#### YOUR GOAL:
Copy out every line of the data that has the word "meiose" somewhere in it.
── RECORDS FOR PROCESSING ──
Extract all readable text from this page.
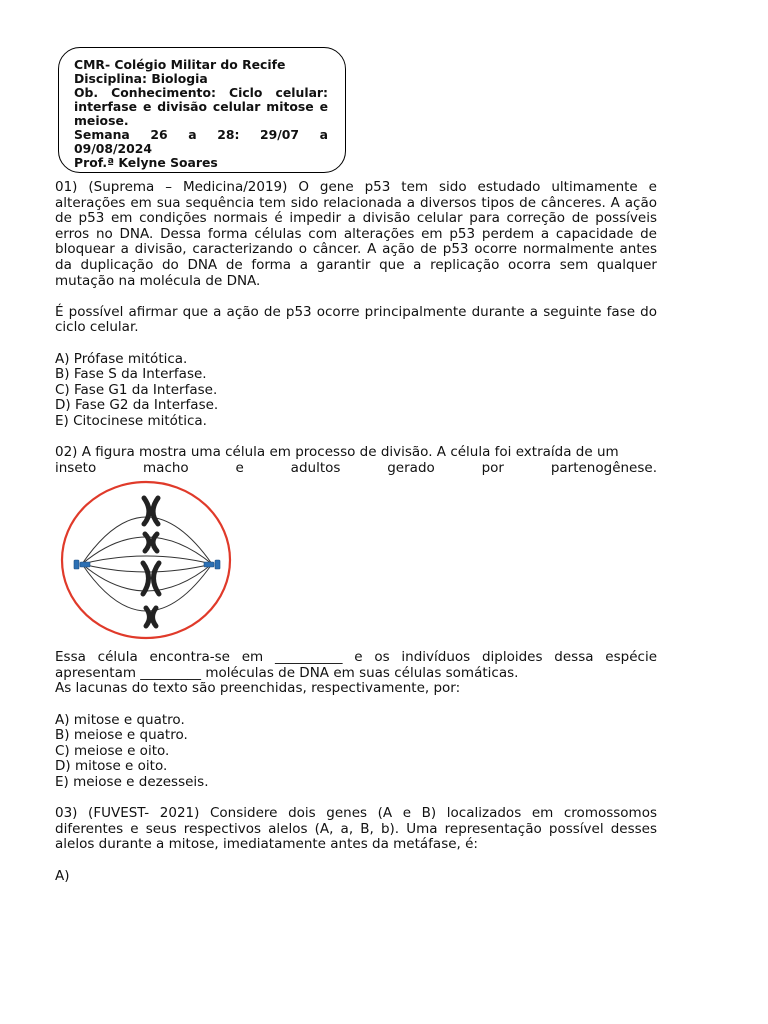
CMR- Colégio Militar do Recife
Disciplina: Biologia
Ob. Conhecimento: Ciclo celular: interfase e divisão celular mitose e meiose.
Semana 26 a 28: 29/07 a 09/08/2024
Prof.ª Kelyne Soares

01) (Suprema – Medicina/2019) O gene p53 tem sido estudado ultimamente e alterações em sua sequência tem sido relacionada a diversos tipos de cânceres. A ação de p53 em condições normais é impedir a divisão celular para correção de possíveis erros no DNA. Dessa forma células com alterações em p53 perdem a capacidade de bloquear a divisão, caracterizando o câncer. A ação de p53 ocorre normalmente antes da duplicação do DNA de forma a garantir que a replicação ocorra sem qualquer mutação na molécula de DNA.

É possível afirmar que a ação de p53 ocorre principalmente durante a seguinte fase do ciclo celular.

A) Prófase mitótica.

B) Fase S da Interfase.

C) Fase G1 da Interfase.

D) Fase G2 da Interfase.

E) Citocinese mitótica.

02) A figura mostra uma célula em processo de divisão. A célula foi extraída de um

inseto macho e adultos gerado por partenogênese.

Essa célula encontra-se em __________ e os indivíduos diploides dessa espécie apresentam _________ moléculas de DNA em suas células somáticas.

As lacunas do texto são preenchidas, respectivamente, por:

A) mitose e quatro.

B) meiose e quatro.

C) meiose e oito.

D) mitose e oito.

E) meiose e dezesseis.

03) (FUVEST- 2021) Considere dois genes (A e B) localizados em cromossomos diferentes e seus respectivos alelos (A, a, B, b). Uma representação possível desses alelos durante a mitose, imediatamente antes da metáfase, é:

A)
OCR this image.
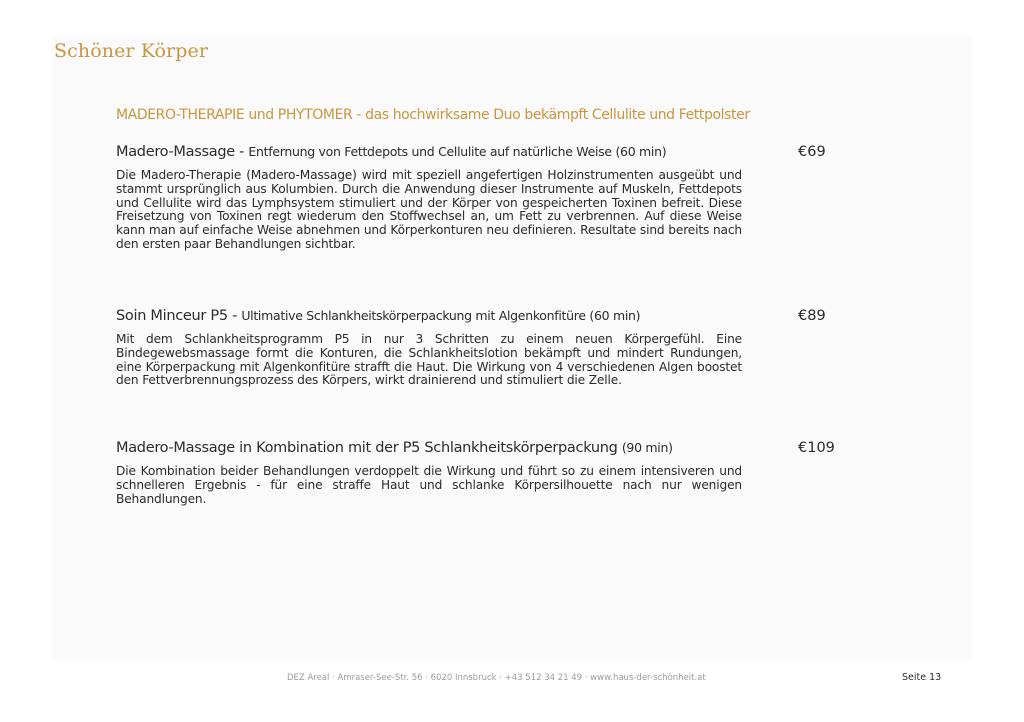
Schöner Körper
MADERO-THERAPIE und PHYTOMER - das hochwirksame Duo bekämpft Cellulite und Fettpolster
Madero-Massage - Entfernung von Fettdepots und Cellulite auf natürliche Weise (60 min)	€69
Die Madero-Therapie (Madero-Massage) wird mit speziell angefertigen Holzinstrumenten ausgeübt und stammt ursprünglich aus Kolumbien. Durch die Anwendung dieser Instrumente auf Muskeln, Fettdepots und Cellulite wird das Lymphsystem stimuliert und der Körper von gespeicherten Toxinen befreit. Diese Freisetzung von Toxinen regt wiederum den Stoffwechsel an, um Fett zu verbrennen. Auf diese Weise kann man auf einfache Weise abnehmen und Körperkonturen neu definieren. Resultate sind bereits nach den ersten paar Behandlungen sichtbar.
Soin Minceur P5 - Ultimative Schlankheitskörperpackung mit Algenkonfitüre (60 min)	€89
Mit dem Schlankheitsprogramm P5 in nur 3 Schritten zu einem neuen Körpergefühl. Eine Bindegewebsmassage formt die Konturen, die Schlankheitslotion bekämpft und mindert Rundungen, eine Körperpackung mit Algenkonfitüre strafft die Haut. Die Wirkung von 4 verschiedenen Algen boostet den Fettverbrennungsprozess des Körpers, wirkt drainierend und stimuliert die Zelle.
Madero-Massage in Kombination mit der P5 Schlankheitskörperpackung (90 min)	€109
Die Kombination beider Behandlungen verdoppelt die Wirkung und führt so zu einem intensiveren und schnelleren Ergebnis - für eine straffe Haut und schlanke Körpersilhouette nach nur wenigen Behandlungen.
DEZ Areal · Amraser-See-Str. 56 · 6020 Innsbruck · +43 512 34 21 49 · www.haus-der-schönheit.at	Seite 13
───
#### TASK SOLUTION:
Ob. Conhecimento: Ciclo celular: interfase e divisão celular mitose e meiose.
B) meiose e quatro.
C) meiose e oito.
E) meiose e dezesseis.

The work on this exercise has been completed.